◆ THE EXERCISE ◆
Restate the entries below verbatim.

Records excerpted from a collection:
* Begin *
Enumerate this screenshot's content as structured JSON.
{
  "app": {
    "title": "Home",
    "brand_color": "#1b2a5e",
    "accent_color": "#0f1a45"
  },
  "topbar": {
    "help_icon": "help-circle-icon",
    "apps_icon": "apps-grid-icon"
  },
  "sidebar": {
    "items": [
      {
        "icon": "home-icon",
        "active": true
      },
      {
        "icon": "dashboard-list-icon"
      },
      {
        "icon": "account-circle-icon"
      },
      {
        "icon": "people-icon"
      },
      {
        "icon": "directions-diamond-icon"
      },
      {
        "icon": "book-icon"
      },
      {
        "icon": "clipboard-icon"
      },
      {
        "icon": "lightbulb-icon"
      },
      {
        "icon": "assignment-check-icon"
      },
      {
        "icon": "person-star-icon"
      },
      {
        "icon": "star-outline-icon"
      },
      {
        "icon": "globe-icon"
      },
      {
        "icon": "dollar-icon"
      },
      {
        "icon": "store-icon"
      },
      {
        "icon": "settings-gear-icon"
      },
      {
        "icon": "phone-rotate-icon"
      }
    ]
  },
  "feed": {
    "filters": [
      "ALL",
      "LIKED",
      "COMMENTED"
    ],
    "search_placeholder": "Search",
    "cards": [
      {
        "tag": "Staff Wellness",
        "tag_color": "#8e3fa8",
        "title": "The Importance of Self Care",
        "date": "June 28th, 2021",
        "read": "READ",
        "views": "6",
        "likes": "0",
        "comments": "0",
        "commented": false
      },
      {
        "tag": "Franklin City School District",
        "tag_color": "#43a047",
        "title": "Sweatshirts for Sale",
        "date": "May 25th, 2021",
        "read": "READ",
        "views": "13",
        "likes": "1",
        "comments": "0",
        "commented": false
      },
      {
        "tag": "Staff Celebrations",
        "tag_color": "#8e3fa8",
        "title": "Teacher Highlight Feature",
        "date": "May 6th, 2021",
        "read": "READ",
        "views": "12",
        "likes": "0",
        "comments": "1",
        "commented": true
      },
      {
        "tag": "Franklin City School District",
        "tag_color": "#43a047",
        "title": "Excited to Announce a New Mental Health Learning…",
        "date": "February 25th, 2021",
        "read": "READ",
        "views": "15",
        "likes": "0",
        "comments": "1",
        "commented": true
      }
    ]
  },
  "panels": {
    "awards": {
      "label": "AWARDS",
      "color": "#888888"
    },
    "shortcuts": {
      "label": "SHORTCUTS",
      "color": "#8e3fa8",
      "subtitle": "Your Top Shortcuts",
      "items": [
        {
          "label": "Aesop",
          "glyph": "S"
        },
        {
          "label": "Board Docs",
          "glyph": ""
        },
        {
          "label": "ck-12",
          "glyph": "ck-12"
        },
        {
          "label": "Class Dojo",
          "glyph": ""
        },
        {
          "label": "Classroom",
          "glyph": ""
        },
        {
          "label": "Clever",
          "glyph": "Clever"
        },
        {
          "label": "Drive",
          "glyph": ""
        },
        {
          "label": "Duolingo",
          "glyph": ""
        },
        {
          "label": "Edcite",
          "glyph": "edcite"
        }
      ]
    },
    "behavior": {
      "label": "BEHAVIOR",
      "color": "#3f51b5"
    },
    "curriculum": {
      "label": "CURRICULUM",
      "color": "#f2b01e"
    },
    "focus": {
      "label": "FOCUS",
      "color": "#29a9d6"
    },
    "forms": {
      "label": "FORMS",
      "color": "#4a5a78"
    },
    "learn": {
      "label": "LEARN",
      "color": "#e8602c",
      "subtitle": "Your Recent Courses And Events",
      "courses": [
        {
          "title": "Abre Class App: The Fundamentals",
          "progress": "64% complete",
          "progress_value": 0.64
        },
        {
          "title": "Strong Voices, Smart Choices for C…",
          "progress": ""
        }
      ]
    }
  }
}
* End *
◆ TASK RESPONSE ◆
Enumerate this screenshot's content as structured JSON.
{
  "app": {
    "title": "Home",
    "brand_color": "#1b2a5e",
    "accent_color": "#0f1a45"
  },
  "topbar": {
    "help_icon": "help-circle-icon",
    "apps_icon": "apps-grid-icon"
  },
  "sidebar": {
    "items": [
      {
        "icon": "home-icon",
        "active": true
      },
      {
        "icon": "dashboard-list-icon"
      },
      {
        "icon": "account-circle-icon"
      },
      {
        "icon": "people-icon"
      },
      {
        "icon": "directions-diamond-icon"
      },
      {
        "icon": "book-icon"
      },
      {
        "icon": "clipboard-icon"
      },
      {
        "icon": "lightbulb-icon"
      },
      {
        "icon": "assignment-check-icon"
      },
      {
        "icon": "person-star-icon"
      },
      {
        "icon": "star-outline-icon"
      },
      {
        "icon": "globe-icon"
      },
      {
        "icon": "dollar-icon"
      },
      {
        "icon": "store-icon"
      },
      {
        "icon": "settings-gear-icon"
      },
      {
        "icon": "phone-rotate-icon"
      }
    ]
  },
  "feed": {
    "filters": [
      "ALL",
      "LIKED",
      "COMMENTED"
    ],
    "search_placeholder": "Search",
    "cards": [
      {
        "tag": "Staff Wellness",
        "tag_color": "#8e3fa8",
        "title": "The Importance of Self Care",
        "date": "June 28th, 2021",
        "read": "READ",
        "views": "6",
        "likes": "0",
        "comments": "0",
        "commented": false
      },
      {
        "tag": "Franklin City School District",
        "tag_color": "#43a047",
        "title": "Sweatshirts for Sale",
        "date": "May 25th, 2021",
        "read": "READ",
        "views": "13",
        "likes": "1",
        "comments": "0",
        "commented": false
      },
      {
        "tag": "Staff Celebrations",
        "tag_color": "#8e3fa8",
        "title": "Teacher Highlight Feature",
        "date": "May 6th, 2021",
        "read": "READ",
        "views": "12",
        "likes": "0",
        "comments": "1",
        "commented": true
      },
      {
        "tag": "Franklin City School District",
        "tag_color": "#43a047",
        "title": "Excited to Announce a New Mental Health Learning…",
        "date": "February 25th, 2021",
        "read": "READ",
        "views": "15",
        "likes": "0",
        "comments": "1",
        "commented": true
      }
    ]
  },
  "panels": {
    "awards": {
      "label": "AWARDS",
      "color": "#888888"
    },
    "shortcuts": {
      "label": "SHORTCUTS",
      "color": "#8e3fa8",
      "subtitle": "Your Top Shortcuts",
      "items": [
        {
          "label": "Aesop",
          "glyph": "S"
        },
        {
          "label": "Board Docs",
          "glyph": ""
        },
        {
          "label": "ck-12",
          "glyph": "ck-12"
        },
        {
          "label": "Class Dojo",
          "glyph": ""
        },
        {
          "label": "Classroom",
          "glyph": ""
        },
        {
          "label": "Clever",
          "glyph": "Clever"
        },
        {
          "label": "Drive",
          "glyph": ""
        },
        {
          "label": "Duolingo",
          "glyph": ""
        },
        {
          "label": "Edcite",
          "glyph": "edcite"
        }
      ]
    },
    "behavior": {
      "label": "BEHAVIOR",
      "color": "#3f51b5"
    },
    "curriculum": {
      "label": "CURRICULUM",
      "color": "#f2b01e"
    },
    "focus": {
      "label": "FOCUS",
      "color": "#29a9d6"
    },
    "forms": {
      "label": "FORMS",
      "color": "#4a5a78"
    },
    "learn": {
      "label": "LEARN",
      "color": "#e8602c",
      "subtitle": "Your Recent Courses And Events",
      "courses": [
        {
          "title": "Abre Class App: The Fundamentals",
          "progress": "64% complete",
          "progress_value": 0.64
        },
        {
          "title": "Strong Voices, Smart Choices for C…",
          "progress": ""
        }
      ]
    }
  }
}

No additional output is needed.